- _What you are asked to do_:
Repeat, line for line, the entries printed below.

◇ ◇ ◇ ◇ ◇ ◇ ◇

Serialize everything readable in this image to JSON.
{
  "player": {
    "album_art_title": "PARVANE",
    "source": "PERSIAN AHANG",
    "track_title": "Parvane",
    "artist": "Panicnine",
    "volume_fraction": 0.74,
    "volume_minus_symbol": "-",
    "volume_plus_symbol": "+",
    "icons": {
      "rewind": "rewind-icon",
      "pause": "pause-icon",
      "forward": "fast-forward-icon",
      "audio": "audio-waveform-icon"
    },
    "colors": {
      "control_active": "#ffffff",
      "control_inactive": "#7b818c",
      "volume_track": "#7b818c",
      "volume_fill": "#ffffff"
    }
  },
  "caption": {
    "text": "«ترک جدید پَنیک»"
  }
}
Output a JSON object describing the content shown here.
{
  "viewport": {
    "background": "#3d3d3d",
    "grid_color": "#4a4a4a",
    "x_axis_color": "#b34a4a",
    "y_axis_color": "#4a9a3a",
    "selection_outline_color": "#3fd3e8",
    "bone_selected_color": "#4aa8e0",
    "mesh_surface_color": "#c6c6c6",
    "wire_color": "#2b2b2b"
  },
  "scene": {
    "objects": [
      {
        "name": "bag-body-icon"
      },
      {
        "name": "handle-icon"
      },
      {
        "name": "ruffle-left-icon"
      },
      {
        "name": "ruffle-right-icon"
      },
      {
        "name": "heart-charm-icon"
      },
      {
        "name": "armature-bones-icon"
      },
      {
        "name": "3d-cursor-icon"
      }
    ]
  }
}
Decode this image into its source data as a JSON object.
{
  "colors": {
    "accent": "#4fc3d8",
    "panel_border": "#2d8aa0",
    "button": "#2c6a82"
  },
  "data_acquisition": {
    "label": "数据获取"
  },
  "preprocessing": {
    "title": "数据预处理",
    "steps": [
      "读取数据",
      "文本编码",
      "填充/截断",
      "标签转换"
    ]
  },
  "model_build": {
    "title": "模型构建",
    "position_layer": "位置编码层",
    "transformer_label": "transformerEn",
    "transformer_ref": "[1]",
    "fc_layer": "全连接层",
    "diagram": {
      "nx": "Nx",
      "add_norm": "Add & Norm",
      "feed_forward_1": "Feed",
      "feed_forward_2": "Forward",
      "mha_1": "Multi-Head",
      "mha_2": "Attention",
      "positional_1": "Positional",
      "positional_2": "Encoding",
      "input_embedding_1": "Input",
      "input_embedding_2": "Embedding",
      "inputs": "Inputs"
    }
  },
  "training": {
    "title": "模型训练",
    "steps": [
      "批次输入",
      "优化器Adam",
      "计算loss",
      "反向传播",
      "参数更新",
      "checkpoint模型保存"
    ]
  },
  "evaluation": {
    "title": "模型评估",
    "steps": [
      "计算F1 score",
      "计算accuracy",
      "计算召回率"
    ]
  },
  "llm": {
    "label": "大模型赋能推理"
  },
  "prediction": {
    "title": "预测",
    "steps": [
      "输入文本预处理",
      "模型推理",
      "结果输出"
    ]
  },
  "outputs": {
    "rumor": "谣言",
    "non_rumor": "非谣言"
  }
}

◇ ◇ ◇ ◇ ◇ ◇ ◇

- _Task response_:
Serialize everything readable in this image to JSON.
{
  "player": {
    "album_art_title": "PARVANE",
    "source": "PERSIAN AHANG",
    "track_title": "Parvane",
    "artist": "Panicnine",
    "volume_fraction": 0.74,
    "volume_minus_symbol": "-",
    "volume_plus_symbol": "+",
    "icons": {
      "rewind": "rewind-icon",
      "pause": "pause-icon",
      "forward": "fast-forward-icon",
      "audio": "audio-waveform-icon"
    },
    "colors": {
      "control_active": "#ffffff",
      "control_inactive": "#7b818c",
      "volume_track": "#7b818c",
      "volume_fill": "#ffffff"
    }
  },
  "caption": {
    "text": "«ترک جدید پَنیک»"
  }
}
Output a JSON object describing the content shown here.
{
  "viewport": {
    "background": "#3d3d3d",
    "grid_color": "#4a4a4a",
    "x_axis_color": "#b34a4a",
    "y_axis_color": "#4a9a3a",
    "selection_outline_color": "#3fd3e8",
    "bone_selected_color": "#4aa8e0",
    "mesh_surface_color": "#c6c6c6",
    "wire_color": "#2b2b2b"
  },
  "scene": {
    "objects": [
      {
        "name": "bag-body-icon"
      },
      {
        "name": "handle-icon"
      },
      {
        "name": "ruffle-left-icon"
      },
      {
        "name": "ruffle-right-icon"
      },
      {
        "name": "heart-charm-icon"
      },
      {
        "name": "armature-bones-icon"
      },
      {
        "name": "3d-cursor-icon"
      }
    ]
  }
}
Decode this image into its source data as a JSON object.
{
  "colors": {
    "accent": "#4fc3d8",
    "panel_border": "#2d8aa0",
    "button": "#2c6a82"
  },
  "data_acquisition": {
    "label": "数据获取"
  },
  "preprocessing": {
    "title": "数据预处理",
    "steps": [
      "读取数据",
      "文本编码",
      "填充/截断",
      "标签转换"
    ]
  },
  "model_build": {
    "title": "模型构建",
    "position_layer": "位置编码层",
    "transformer_label": "transformerEn",
    "transformer_ref": "[1]",
    "fc_layer": "全连接层",
    "diagram": {
      "nx": "Nx",
      "add_norm": "Add & Norm",
      "feed_forward_1": "Feed",
      "feed_forward_2": "Forward",
      "mha_1": "Multi-Head",
      "mha_2": "Attention",
      "positional_1": "Positional",
      "positional_2": "Encoding",
      "input_embedding_1": "Input",
      "input_embedding_2": "Embedding",
      "inputs": "Inputs"
    }
  },
  "training": {
    "title": "模型训练",
    "steps": [
      "批次输入",
      "优化器Adam",
      "计算loss",
      "反向传播",
      "参数更新",
      "checkpoint模型保存"
    ]
  },
  "evaluation": {
    "title": "模型评估",
    "steps": [
      "计算F1 score",
      "计算accuracy",
      "计算召回率"
    ]
  },
  "llm": {
    "label": "大模型赋能推理"
  },
  "prediction": {
    "title": "预测",
    "steps": [
      "输入文本预处理",
      "模型推理",
      "结果输出"
    ]
  },
  "outputs": {
    "rumor": "谣言",
    "non_rumor": "非谣言"
  }
}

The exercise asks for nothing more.